## What you are asked to do
Drop every picture, then transcribe the remaining data exactly.

## Lines of data
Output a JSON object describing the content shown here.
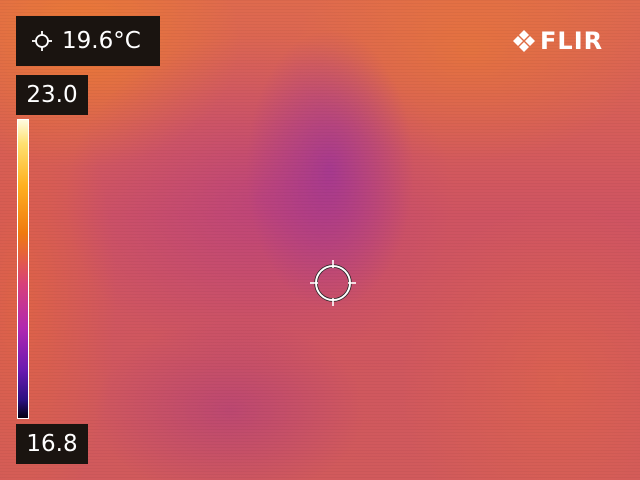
{
  "spot_meter": {
    "icon": "crosshair-icon",
    "value": "19.6°C"
  },
  "scale": {
    "max": "23.0",
    "min": "16.8",
    "palette": [
      "#fffbe0",
      "#ffe070",
      "#ffb020",
      "#f07a10",
      "#d8407a",
      "#b028b0",
      "#6a1ab0",
      "#2a1080",
      "#050010"
    ]
  },
  "brand": {
    "logo_text": "FLIR",
    "icon": "flir-logo-icon"
  },
  "reticle": {
    "icon": "spot-reticle-icon"
  }
}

## Solution
Output a JSON object describing the content shown here.
{
  "spot_meter": {
    "icon": "crosshair-icon",
    "value": "19.6°C"
  },
  "scale": {
    "max": "23.0",
    "min": "16.8",
    "palette": [
      "#fffbe0",
      "#ffe070",
      "#ffb020",
      "#f07a10",
      "#d8407a",
      "#b028b0",
      "#6a1ab0",
      "#2a1080",
      "#050010"
    ]
  },
  "brand": {
    "logo_text": "FLIR",
    "icon": "flir-logo-icon"
  },
  "reticle": {
    "icon": "spot-reticle-icon"
  }
}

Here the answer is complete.